DATA LISTING:
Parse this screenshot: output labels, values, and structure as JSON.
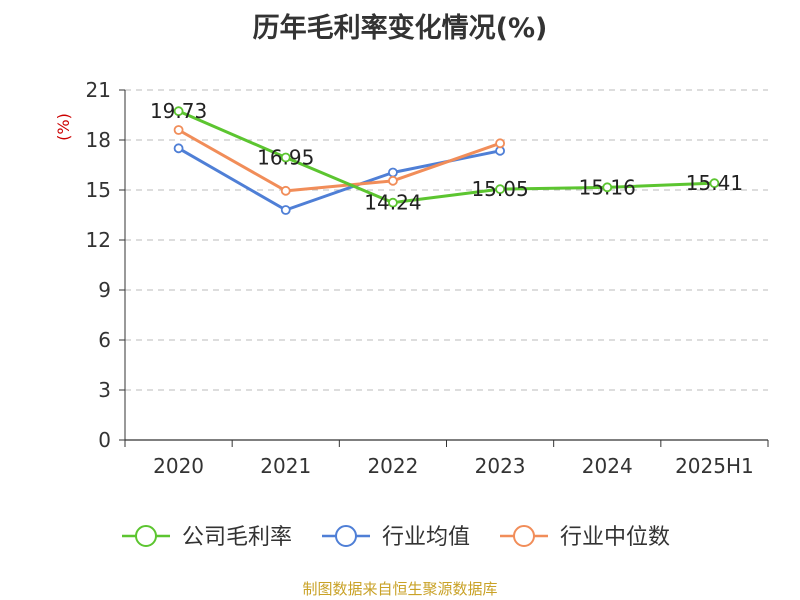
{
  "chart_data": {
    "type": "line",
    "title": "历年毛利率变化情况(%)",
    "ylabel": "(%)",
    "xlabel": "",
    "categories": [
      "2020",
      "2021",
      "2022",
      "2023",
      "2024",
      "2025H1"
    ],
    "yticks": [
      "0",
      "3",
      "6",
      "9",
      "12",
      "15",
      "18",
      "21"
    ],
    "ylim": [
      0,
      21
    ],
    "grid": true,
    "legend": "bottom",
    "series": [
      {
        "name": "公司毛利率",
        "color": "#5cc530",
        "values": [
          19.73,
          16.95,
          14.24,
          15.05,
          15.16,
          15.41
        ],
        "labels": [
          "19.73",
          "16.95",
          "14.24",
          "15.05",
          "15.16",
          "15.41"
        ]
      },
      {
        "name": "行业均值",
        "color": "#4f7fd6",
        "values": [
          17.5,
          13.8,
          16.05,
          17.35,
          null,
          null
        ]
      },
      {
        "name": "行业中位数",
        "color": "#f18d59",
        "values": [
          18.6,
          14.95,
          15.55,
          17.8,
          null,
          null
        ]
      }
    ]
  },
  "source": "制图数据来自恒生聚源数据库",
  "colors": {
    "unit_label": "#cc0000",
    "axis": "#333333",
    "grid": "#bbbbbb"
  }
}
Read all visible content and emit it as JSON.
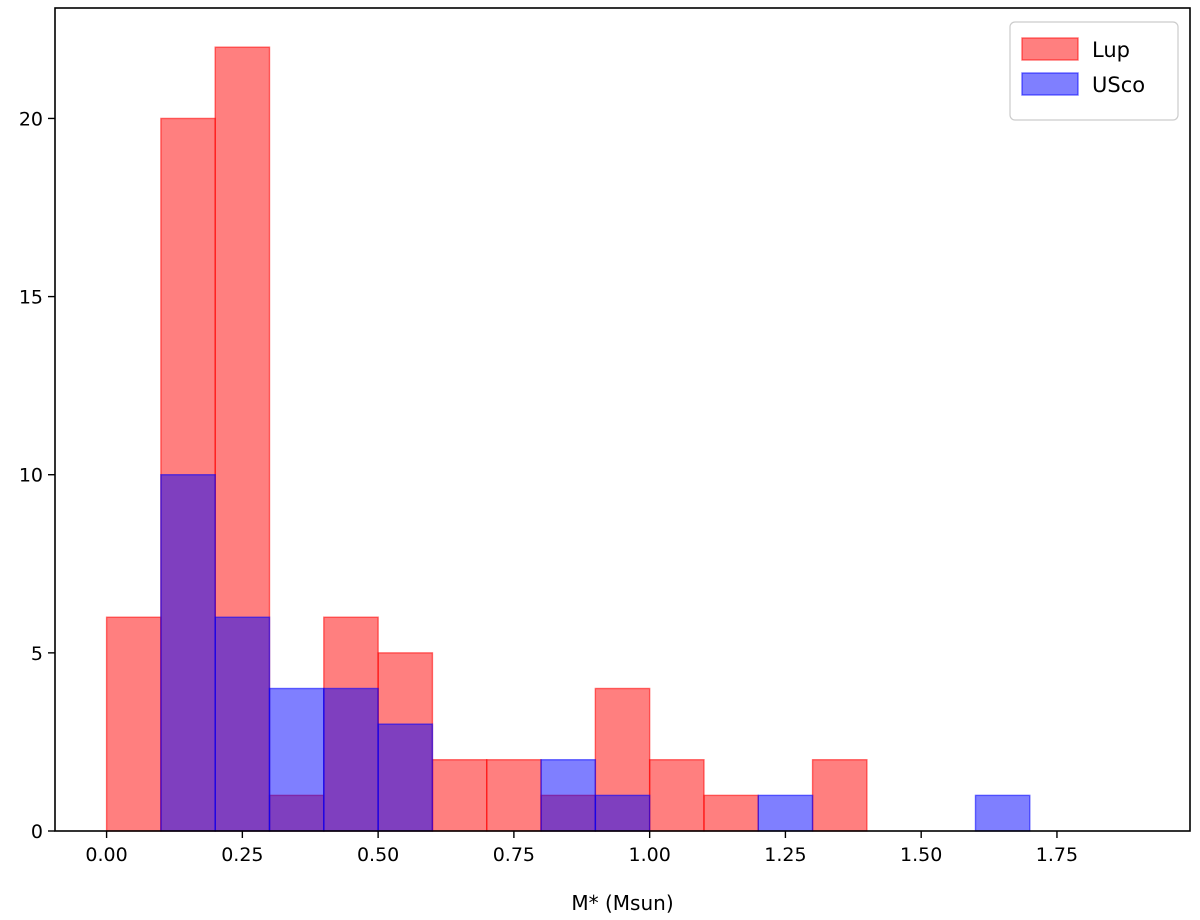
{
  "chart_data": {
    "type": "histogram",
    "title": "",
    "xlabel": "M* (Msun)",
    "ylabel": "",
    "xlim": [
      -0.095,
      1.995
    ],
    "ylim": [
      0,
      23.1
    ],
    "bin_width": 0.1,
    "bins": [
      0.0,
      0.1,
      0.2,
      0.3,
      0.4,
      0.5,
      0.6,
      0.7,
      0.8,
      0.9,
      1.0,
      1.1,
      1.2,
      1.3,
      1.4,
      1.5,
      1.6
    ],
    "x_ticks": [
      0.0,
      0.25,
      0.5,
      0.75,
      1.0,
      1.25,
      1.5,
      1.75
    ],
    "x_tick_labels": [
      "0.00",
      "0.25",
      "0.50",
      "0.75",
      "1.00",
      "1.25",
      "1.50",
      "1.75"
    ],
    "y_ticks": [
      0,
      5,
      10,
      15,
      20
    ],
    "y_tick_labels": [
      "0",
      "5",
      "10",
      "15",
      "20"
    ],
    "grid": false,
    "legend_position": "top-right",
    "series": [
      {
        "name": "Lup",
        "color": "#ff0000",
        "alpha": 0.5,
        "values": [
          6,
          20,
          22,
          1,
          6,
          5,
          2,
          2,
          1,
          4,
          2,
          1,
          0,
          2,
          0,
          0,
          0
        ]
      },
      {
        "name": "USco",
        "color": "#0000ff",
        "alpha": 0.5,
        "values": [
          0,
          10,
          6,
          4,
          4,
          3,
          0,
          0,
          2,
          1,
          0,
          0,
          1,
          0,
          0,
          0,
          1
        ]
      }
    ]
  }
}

...

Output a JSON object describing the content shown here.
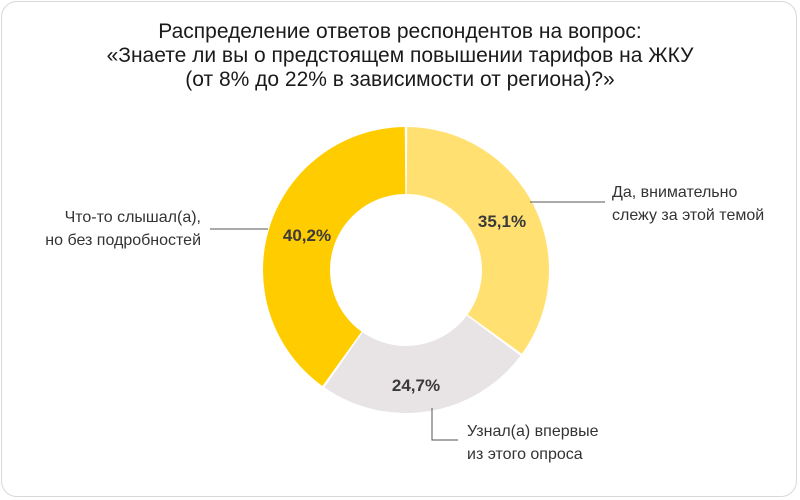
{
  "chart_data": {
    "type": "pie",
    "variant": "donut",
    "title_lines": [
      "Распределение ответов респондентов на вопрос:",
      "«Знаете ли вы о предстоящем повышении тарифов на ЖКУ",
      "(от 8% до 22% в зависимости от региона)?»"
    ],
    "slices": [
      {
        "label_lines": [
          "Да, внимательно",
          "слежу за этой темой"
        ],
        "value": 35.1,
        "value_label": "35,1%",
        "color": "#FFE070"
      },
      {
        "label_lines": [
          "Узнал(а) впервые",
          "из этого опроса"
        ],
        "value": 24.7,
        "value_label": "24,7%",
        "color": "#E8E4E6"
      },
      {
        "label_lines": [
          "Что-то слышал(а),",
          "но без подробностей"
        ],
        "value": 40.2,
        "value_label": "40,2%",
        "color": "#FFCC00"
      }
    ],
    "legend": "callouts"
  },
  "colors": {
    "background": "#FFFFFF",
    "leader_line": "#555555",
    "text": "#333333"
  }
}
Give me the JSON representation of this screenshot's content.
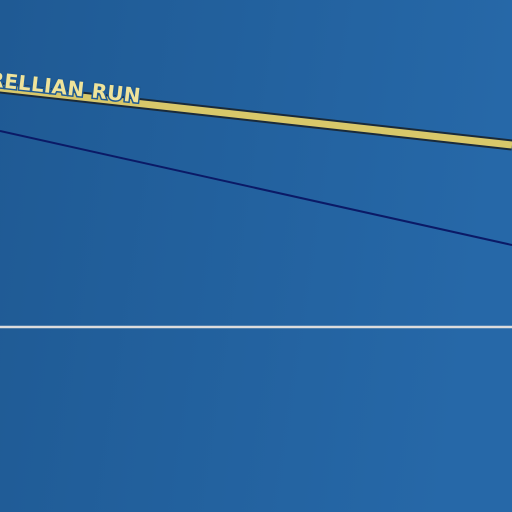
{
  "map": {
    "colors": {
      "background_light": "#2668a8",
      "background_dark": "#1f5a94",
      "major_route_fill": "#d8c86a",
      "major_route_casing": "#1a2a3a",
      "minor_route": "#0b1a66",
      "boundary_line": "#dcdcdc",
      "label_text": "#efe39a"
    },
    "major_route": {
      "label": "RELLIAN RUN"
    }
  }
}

WHAT TO PRODUCE: Gather from the data above every line with the string "content".

WRITTEN ANSWER:
Read all visible content and emit it as JSON.
Output a JSON object describing the content shown here.
Give me the JSON representation of this screenshot's content.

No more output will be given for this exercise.